---- Records shown

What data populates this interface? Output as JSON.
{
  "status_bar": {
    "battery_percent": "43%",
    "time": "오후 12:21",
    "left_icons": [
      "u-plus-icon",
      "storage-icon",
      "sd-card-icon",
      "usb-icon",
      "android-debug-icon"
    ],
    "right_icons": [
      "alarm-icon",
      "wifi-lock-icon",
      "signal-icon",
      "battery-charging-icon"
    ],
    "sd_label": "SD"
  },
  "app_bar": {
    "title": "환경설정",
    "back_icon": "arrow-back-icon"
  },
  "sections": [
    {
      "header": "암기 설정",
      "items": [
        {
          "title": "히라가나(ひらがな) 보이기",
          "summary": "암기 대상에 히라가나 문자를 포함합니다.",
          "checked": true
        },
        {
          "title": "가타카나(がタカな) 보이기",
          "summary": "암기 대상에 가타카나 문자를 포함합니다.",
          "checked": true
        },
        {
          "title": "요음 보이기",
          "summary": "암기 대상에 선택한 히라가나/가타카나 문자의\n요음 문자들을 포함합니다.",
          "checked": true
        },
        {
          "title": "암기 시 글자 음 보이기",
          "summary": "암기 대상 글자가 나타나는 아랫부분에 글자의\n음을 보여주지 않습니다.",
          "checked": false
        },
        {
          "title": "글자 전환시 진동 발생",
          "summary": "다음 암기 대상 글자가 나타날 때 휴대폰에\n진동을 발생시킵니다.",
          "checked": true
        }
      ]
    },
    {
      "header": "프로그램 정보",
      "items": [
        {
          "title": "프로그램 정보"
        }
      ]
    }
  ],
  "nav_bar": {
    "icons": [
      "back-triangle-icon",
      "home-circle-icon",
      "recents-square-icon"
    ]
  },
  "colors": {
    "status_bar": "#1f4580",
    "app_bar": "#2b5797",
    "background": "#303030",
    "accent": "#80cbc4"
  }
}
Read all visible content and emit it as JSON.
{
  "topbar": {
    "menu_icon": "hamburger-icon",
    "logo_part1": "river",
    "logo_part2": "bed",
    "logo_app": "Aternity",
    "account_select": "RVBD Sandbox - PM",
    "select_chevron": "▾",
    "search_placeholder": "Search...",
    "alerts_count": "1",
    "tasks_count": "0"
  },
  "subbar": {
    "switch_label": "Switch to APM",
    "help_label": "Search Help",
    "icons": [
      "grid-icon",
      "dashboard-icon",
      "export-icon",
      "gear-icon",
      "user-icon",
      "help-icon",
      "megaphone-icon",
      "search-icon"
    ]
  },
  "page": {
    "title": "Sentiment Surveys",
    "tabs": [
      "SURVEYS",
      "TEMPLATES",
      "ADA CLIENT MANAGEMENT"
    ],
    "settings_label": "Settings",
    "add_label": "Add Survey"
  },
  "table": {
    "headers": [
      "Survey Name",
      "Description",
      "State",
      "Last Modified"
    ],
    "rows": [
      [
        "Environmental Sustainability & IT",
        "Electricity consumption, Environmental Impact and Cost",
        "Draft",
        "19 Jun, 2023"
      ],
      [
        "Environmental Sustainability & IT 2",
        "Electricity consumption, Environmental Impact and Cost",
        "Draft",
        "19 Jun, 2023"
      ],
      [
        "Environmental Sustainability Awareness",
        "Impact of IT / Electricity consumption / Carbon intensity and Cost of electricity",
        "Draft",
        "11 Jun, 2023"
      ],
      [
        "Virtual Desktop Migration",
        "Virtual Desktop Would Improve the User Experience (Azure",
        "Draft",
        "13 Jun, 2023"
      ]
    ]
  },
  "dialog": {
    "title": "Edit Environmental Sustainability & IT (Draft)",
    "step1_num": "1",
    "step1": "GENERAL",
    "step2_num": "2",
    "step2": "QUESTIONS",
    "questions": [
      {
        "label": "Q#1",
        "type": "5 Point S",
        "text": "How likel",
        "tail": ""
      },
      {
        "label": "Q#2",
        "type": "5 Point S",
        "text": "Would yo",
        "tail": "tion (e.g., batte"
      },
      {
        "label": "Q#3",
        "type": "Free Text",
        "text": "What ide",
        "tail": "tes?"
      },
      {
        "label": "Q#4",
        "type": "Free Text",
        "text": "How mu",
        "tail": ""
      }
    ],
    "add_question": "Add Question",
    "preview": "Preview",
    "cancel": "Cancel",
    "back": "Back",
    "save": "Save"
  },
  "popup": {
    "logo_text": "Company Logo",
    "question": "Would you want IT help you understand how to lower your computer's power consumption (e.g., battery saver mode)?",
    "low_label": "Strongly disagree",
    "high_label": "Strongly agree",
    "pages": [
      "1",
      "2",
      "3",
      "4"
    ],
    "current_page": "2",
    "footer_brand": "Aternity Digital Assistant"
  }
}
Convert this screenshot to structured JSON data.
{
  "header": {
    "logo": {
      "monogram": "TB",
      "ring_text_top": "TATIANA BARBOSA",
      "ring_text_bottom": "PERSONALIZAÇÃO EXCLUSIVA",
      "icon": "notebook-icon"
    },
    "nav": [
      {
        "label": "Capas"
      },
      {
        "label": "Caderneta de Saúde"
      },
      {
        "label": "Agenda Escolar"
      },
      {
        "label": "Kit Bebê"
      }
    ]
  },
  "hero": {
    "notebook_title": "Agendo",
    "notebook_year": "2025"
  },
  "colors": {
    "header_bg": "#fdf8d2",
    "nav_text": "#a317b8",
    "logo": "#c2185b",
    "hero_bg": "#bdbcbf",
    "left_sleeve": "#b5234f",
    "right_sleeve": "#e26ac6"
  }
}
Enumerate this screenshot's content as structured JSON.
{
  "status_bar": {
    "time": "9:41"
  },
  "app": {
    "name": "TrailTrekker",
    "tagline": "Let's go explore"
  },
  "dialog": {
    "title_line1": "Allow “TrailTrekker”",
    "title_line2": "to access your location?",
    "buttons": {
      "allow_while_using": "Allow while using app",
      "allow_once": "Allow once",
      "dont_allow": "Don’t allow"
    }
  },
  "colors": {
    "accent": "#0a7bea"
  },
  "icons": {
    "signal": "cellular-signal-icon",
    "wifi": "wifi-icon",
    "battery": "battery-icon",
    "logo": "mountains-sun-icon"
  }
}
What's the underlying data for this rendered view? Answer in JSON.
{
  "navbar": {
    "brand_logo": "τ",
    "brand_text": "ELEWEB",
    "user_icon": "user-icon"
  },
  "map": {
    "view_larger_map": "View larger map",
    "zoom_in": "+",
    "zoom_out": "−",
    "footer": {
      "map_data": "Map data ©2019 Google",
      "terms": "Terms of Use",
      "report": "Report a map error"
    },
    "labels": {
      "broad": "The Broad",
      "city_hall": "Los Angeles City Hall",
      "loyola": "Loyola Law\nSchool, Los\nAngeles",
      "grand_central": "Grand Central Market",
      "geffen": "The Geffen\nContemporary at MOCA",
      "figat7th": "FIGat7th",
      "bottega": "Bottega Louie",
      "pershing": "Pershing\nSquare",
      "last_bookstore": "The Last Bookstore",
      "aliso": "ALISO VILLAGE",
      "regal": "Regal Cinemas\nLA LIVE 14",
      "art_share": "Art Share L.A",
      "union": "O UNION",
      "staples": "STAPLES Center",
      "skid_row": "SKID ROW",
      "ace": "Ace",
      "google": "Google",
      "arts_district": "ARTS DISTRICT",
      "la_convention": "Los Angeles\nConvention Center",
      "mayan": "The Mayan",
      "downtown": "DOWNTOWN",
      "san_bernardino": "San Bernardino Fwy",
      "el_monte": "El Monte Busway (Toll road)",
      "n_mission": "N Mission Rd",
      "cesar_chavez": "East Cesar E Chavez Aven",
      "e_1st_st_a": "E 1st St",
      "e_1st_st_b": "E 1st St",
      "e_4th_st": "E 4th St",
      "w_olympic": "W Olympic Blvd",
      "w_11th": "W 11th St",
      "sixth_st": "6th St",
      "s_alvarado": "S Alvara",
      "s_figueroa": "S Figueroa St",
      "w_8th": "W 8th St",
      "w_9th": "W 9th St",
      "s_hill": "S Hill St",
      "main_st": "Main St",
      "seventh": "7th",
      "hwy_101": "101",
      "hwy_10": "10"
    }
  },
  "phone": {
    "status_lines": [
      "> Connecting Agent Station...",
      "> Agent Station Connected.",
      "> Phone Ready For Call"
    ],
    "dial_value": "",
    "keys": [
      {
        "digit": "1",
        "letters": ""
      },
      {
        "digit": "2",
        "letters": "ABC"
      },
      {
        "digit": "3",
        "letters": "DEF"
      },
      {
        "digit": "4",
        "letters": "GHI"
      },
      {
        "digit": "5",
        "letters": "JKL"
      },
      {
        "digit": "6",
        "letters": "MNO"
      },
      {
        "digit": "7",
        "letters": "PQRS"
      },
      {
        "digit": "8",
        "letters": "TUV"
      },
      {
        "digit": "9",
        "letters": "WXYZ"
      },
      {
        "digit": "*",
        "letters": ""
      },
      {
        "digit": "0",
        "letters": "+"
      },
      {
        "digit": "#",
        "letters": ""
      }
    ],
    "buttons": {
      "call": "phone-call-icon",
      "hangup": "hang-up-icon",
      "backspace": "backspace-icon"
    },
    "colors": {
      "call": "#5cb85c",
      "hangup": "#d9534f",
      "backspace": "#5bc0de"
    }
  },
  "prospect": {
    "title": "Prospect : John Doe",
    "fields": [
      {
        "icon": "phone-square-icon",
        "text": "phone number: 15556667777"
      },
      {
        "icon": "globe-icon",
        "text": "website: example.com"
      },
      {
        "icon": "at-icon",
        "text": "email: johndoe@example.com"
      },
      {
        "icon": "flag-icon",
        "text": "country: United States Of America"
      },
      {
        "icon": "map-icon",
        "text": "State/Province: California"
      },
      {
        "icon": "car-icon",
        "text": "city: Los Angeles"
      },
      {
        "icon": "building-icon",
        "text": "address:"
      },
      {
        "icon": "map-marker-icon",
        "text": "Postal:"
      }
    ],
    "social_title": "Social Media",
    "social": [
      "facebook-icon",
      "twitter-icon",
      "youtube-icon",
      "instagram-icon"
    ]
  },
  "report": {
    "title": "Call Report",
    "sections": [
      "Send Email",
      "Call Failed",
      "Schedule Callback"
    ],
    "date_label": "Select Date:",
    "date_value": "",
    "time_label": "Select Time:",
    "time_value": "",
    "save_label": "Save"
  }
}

--------

Which lines contain the word "example"? Copy each of them.

        "text": "website: example.com"
        "text": "email: johndoe@example.com"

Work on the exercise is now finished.